* [Rows from a figure dataset]
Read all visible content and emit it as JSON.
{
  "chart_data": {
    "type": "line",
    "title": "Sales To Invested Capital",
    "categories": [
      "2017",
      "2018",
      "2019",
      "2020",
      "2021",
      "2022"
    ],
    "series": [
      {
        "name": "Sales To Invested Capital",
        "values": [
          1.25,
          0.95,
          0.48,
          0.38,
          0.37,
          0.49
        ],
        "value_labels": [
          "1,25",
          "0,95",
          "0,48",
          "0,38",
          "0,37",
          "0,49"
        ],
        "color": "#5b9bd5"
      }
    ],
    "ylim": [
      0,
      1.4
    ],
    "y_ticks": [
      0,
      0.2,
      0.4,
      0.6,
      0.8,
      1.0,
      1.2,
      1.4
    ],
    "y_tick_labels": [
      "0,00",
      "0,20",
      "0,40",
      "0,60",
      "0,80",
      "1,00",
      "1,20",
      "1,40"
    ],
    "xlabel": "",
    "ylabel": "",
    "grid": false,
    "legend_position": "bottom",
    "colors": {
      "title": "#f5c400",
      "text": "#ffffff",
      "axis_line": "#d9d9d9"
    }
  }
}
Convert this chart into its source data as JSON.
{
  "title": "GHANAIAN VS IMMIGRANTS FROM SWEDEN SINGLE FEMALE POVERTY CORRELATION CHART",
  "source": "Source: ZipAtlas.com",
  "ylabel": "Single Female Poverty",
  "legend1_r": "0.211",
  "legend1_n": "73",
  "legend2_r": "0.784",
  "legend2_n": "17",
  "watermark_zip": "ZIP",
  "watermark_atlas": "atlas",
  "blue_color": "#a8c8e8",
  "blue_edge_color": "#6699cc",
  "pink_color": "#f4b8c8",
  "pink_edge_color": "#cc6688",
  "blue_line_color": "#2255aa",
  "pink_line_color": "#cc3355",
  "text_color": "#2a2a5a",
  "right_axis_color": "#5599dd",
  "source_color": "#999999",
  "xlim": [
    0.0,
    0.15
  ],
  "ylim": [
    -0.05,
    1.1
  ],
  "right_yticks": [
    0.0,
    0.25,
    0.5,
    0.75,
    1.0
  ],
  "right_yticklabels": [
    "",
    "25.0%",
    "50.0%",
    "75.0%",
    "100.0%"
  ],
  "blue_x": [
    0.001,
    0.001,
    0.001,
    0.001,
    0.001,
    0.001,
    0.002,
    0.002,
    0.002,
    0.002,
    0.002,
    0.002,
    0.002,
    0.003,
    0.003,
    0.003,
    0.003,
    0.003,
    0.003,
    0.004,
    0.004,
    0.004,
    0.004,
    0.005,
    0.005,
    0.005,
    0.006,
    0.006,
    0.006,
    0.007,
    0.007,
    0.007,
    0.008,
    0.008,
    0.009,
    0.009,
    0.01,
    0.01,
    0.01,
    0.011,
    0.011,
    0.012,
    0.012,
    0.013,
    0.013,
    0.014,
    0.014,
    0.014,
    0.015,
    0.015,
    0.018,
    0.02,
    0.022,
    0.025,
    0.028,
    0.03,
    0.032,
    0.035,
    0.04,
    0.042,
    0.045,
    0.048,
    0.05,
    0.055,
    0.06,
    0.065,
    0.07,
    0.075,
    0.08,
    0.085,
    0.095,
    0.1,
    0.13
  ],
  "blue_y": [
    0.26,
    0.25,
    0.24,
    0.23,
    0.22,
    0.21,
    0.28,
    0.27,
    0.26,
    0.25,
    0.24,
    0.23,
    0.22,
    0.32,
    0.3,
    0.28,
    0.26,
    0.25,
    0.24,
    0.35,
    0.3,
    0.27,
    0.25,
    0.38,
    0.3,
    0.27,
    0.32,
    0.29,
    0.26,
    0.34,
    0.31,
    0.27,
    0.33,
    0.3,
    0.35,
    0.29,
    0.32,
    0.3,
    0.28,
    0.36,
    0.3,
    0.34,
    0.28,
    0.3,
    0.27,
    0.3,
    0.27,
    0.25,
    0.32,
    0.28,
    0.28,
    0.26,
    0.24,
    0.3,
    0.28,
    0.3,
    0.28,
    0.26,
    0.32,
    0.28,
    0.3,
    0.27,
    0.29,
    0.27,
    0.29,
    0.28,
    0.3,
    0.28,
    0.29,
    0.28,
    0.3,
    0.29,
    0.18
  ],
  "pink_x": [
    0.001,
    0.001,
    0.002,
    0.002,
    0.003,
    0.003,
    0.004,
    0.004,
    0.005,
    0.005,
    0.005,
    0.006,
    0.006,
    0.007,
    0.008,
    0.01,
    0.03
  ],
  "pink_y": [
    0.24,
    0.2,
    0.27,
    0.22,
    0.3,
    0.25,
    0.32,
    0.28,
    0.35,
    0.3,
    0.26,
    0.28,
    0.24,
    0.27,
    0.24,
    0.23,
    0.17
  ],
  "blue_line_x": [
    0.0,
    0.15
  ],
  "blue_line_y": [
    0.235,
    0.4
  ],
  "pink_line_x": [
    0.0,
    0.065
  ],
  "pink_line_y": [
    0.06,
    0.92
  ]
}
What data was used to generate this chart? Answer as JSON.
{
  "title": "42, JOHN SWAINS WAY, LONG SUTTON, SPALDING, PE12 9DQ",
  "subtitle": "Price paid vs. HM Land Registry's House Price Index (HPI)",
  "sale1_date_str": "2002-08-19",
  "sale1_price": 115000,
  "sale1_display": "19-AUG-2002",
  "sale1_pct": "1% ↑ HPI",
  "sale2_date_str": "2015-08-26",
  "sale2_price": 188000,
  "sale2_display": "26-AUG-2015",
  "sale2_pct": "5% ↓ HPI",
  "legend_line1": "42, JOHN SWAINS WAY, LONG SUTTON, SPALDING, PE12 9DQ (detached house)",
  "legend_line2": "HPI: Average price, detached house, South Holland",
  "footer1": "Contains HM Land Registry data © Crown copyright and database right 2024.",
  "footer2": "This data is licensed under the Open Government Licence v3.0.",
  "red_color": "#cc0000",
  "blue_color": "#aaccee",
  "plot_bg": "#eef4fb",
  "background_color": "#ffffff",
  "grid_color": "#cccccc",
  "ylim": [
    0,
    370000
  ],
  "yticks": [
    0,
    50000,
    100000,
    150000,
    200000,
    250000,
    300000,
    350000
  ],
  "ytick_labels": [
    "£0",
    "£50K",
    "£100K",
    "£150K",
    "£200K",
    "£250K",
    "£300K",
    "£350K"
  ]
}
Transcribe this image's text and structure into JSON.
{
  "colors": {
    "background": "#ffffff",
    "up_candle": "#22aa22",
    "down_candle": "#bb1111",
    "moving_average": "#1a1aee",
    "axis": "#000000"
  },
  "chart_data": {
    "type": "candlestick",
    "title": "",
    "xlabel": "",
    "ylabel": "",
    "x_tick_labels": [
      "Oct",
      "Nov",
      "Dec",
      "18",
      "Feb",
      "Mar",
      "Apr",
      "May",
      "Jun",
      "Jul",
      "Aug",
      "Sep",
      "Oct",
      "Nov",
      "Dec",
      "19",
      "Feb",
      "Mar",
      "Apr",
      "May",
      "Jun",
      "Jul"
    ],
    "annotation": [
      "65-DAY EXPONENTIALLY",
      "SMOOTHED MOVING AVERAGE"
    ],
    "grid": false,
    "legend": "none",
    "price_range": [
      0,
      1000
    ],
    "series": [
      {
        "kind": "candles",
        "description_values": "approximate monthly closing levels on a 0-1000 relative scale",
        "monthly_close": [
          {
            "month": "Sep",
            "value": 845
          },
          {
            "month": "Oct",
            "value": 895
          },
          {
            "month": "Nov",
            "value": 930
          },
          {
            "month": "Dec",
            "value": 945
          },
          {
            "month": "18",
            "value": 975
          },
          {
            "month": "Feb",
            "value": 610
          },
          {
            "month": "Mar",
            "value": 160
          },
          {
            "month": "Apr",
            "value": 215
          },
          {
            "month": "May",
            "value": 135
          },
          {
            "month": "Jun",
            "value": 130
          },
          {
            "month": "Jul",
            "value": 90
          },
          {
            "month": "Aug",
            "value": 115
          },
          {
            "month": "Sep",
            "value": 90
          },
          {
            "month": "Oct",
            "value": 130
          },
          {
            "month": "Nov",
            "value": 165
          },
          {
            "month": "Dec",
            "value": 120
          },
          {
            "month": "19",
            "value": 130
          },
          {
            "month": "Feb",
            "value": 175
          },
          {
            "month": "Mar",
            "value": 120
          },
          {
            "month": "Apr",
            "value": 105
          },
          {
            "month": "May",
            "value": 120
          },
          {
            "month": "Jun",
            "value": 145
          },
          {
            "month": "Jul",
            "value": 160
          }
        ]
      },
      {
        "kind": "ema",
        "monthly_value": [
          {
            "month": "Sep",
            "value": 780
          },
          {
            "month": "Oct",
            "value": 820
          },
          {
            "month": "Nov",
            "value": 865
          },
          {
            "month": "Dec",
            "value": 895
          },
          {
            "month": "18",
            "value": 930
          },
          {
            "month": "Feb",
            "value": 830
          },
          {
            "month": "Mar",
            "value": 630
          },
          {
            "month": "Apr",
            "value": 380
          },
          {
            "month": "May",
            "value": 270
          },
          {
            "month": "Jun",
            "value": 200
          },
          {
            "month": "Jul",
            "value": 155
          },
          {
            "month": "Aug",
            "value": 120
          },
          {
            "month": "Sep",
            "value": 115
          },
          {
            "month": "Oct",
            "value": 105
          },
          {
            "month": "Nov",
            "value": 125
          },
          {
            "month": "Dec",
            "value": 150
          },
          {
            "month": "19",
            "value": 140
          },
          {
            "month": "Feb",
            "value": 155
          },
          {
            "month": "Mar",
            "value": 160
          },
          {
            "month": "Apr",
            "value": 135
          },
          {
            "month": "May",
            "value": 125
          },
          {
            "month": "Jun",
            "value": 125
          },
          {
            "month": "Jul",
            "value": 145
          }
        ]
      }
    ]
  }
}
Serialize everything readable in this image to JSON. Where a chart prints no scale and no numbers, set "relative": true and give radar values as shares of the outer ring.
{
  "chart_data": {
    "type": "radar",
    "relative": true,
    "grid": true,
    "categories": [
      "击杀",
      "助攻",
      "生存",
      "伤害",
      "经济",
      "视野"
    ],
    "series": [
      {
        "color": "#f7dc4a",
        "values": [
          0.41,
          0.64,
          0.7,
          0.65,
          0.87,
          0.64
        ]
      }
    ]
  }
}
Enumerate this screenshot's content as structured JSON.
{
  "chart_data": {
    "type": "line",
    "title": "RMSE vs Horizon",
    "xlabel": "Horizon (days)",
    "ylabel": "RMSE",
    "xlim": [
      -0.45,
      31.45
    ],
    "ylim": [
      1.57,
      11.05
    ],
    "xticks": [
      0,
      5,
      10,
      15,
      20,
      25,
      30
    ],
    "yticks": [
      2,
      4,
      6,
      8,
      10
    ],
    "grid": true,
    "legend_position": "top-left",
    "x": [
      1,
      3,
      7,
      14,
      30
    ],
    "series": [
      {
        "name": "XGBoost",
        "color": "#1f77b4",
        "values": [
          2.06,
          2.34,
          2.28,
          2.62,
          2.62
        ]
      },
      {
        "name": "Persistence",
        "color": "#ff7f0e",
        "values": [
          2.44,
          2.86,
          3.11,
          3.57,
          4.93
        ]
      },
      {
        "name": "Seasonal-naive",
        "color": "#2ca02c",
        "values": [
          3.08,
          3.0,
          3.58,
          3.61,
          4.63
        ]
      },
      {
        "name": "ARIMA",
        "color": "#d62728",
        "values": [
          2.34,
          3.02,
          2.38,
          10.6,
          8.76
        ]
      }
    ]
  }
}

* [YOUR OBJECTIVE] Copy and report every line where the word "Sales" is present.

* [COMPLETE RESPONSE]
    "title": "Sales To Invested Capital",
        "name": "Sales To Invested Capital",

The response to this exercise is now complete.